_DATA ENTRIES_.
+ + + + + + +

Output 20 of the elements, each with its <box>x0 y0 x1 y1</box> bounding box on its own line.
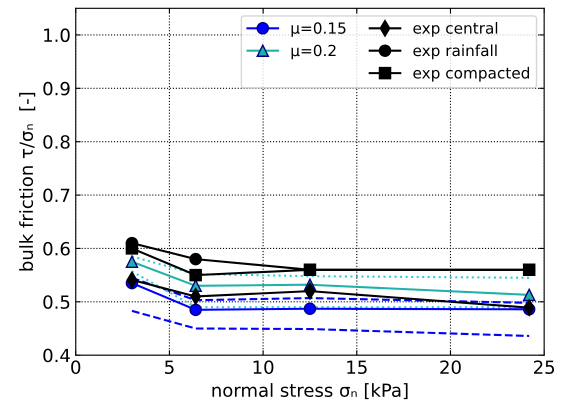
y-tick-label: 0.9 <box>43 82 70 96</box>
x-tick-label: 25 <box>534 360 554 374</box>
x-tick-label: 0 <box>71 360 80 374</box>
x-axis-title: normal stress σₙ [kPa] <box>212 383 408 400</box>
x-tick-label: 20 <box>440 360 461 374</box>
x-tick-label: 5 <box>165 360 174 374</box>
legend-label: exp rainfall <box>413 44 497 60</box>
x-tick-label: 10 <box>254 360 274 374</box>
legend-label: μ=0.15 <box>292 22 346 37</box>
y-tick-label: 0.7 <box>43 188 70 202</box>
y-tick-label: 0.8 <box>43 135 70 149</box>
y-tick-label: 0.4 <box>43 348 70 362</box>
legend-label: μ=0.2 <box>292 44 336 60</box>
legend-label: exp compacted <box>413 66 530 82</box>
x-tick-label: 15 <box>347 360 367 374</box>
y-axis-title: bulk friction τ/σₙ [-] <box>19 92 36 270</box>
legend-label: exp central <box>413 22 498 37</box>
y-tick-label: 0.6 <box>43 242 70 256</box>
y-tick-label: 1.0 <box>44 28 70 42</box>
y-tick-label: 0.5 <box>43 295 70 309</box>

+ + + + + + +

Copy every line of the items above as they appear, but leave out the pictures.

_FINISHED TASK_.
Output 20 of the elements, each with its <box>x0 y0 x1 y1</box> bounding box on its own line.
y-tick-label: 0.9 <box>43 82 70 96</box>
x-tick-label: 25 <box>534 360 554 374</box>
x-tick-label: 0 <box>71 360 80 374</box>
x-axis-title: normal stress σₙ [kPa] <box>212 383 408 400</box>
x-tick-label: 20 <box>440 360 461 374</box>
x-tick-label: 5 <box>165 360 174 374</box>
legend-label: exp rainfall <box>413 44 497 60</box>
x-tick-label: 10 <box>254 360 274 374</box>
legend-label: μ=0.15 <box>292 22 346 37</box>
y-tick-label: 0.7 <box>43 188 70 202</box>
y-tick-label: 0.8 <box>43 135 70 149</box>
y-tick-label: 0.4 <box>43 348 70 362</box>
legend-label: μ=0.2 <box>292 44 336 60</box>
legend-label: exp compacted <box>413 66 530 82</box>
x-tick-label: 15 <box>347 360 367 374</box>
y-axis-title: bulk friction τ/σₙ [-] <box>19 92 36 270</box>
legend-label: exp central <box>413 22 498 37</box>
y-tick-label: 0.6 <box>43 242 70 256</box>
y-tick-label: 1.0 <box>44 28 70 42</box>
y-tick-label: 0.5 <box>43 295 70 309</box>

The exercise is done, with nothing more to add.